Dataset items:
----

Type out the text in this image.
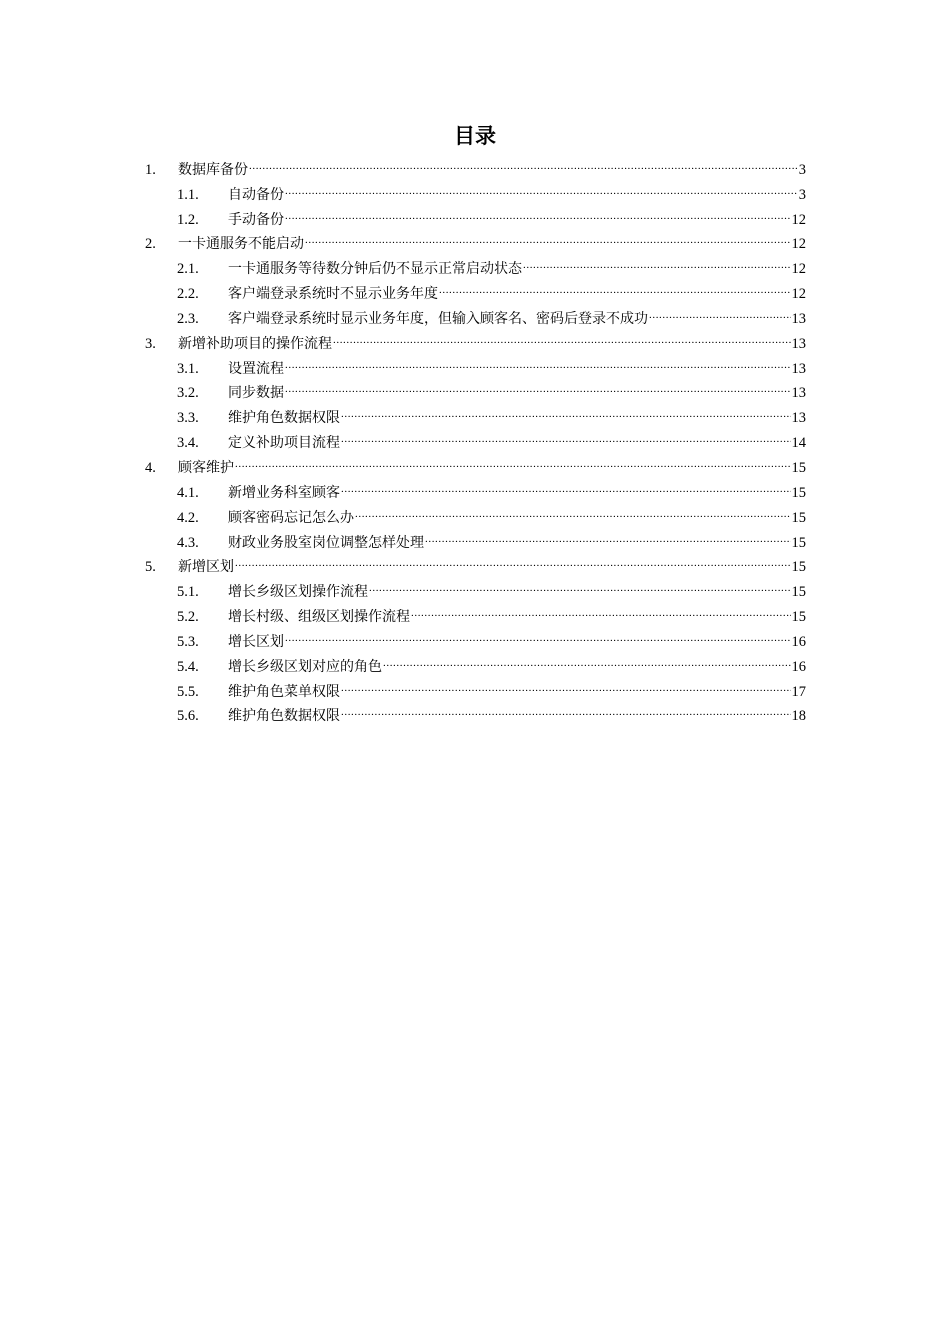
目录
1.	数据库备份 .....	3
1.1.	自动备份 .....	3
1.2.	手动备份 .....	12
2.	一卡通服务不能启动 .....	12
2.1.	一卡通服务等待数分钟后仍不显示正常启动状态 .....	12
2.2.	客户端登录系统时不显示业务年度 .....	12
2.3.	客户端登录系统时显示业务年度，但输入顾客名、密码后登录不成功 .....	13
3.	新增补助项目的操作流程 .....	13
3.1.	设置流程 .....	13
3.2.	同步数据 .....	13
3.3.	维护角色数据权限 .....	13
3.4.	定义补助项目流程 .....	14
4.	顾客维护 .....	15
4.1.	新增业务科室顾客 .....	15
4.2.	顾客密码忘记怎么办 .....	15
4.3.	财政业务股室岗位调整怎样处理 .....	15
5.	新增区划 .....	15
5.1.	增长乡级区划操作流程 .....	15
5.2.	增长村级、组级区划操作流程 .....	15
5.3.	增长区划 .....	16
5.4.	增长乡级区划对应的角色 .....	16
5.5.	维护角色菜单权限 .....	17
5.6.	维护角色数据权限 .....	18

----

▸ **Task objective**
Output the data above without changes, apart from leaving out the pictures.

▸ **Response to this exercise**
Type out the text in this image.
目录
1.	数据库备份 .....	3
1.1.	自动备份 .....	3
1.2.	手动备份 .....	12
2.	一卡通服务不能启动 .....	12
2.1.	一卡通服务等待数分钟后仍不显示正常启动状态 .....	12
2.2.	客户端登录系统时不显示业务年度 .....	12
2.3.	客户端登录系统时显示业务年度，但输入顾客名、密码后登录不成功 .....	13
3.	新增补助项目的操作流程 .....	13
3.1.	设置流程 .....	13
3.2.	同步数据 .....	13
3.3.	维护角色数据权限 .....	13
3.4.	定义补助项目流程 .....	14
4.	顾客维护 .....	15
4.1.	新增业务科室顾客 .....	15
4.2.	顾客密码忘记怎么办 .....	15
4.3.	财政业务股室岗位调整怎样处理 .....	15
5.	新增区划 .....	15
5.1.	增长乡级区划操作流程 .....	15
5.2.	增长村级、组级区划操作流程 .....	15
5.3.	增长区划 .....	16
5.4.	增长乡级区划对应的角色 .....	16
5.5.	维护角色菜单权限 .....	17
5.6.	维护角色数据权限 .....	18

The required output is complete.